• _Exercise directions_:
Find every line with the word "железобетонных" and report how many there are, without any other text.

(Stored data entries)

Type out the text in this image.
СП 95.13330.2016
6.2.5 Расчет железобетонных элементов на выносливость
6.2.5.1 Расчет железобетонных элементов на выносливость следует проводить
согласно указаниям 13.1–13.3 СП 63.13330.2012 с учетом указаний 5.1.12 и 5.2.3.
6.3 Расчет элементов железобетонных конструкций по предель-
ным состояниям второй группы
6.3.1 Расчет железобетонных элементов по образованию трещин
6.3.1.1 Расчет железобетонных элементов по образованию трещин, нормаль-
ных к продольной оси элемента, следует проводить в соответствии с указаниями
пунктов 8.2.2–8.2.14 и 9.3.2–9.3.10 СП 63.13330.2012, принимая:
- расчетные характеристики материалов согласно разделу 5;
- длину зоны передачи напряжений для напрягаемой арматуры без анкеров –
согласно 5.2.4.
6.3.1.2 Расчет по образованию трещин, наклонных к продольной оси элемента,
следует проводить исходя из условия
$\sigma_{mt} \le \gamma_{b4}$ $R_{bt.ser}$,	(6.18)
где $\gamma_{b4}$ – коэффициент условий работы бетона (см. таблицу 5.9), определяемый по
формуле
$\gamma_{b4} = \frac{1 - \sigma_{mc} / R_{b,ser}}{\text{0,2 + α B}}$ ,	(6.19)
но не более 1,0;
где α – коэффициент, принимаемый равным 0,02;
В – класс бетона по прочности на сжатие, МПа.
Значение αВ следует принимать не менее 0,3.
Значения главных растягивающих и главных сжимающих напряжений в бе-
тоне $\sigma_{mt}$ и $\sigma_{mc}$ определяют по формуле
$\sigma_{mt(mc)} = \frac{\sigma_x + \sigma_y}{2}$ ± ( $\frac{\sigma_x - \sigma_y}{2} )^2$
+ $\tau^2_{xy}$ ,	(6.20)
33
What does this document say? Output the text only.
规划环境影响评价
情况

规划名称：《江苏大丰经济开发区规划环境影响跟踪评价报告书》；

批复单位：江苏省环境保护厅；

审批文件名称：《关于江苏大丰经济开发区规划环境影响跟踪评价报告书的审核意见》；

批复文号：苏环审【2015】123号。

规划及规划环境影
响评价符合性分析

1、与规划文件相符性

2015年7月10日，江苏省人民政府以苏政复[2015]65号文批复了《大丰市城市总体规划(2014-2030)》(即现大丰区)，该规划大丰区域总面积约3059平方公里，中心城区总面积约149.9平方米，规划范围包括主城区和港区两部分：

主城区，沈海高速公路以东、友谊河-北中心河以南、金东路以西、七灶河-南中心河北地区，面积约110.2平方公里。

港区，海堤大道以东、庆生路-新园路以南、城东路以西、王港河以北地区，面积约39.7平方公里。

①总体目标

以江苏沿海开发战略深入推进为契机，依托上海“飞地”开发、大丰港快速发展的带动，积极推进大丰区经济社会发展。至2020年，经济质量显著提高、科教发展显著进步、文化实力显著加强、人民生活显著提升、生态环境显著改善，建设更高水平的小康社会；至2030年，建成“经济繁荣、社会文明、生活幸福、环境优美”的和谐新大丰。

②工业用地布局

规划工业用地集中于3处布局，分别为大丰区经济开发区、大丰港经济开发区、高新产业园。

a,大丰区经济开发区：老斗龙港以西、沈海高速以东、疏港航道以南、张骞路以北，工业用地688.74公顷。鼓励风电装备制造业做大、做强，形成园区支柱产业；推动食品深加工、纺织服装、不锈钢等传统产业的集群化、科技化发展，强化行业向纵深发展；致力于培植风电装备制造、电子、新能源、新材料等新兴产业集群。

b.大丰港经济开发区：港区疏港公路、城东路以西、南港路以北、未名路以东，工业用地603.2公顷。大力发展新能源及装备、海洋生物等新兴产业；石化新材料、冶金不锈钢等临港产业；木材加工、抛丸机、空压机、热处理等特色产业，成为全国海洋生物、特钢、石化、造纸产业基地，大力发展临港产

• _Result of the exercise_:
5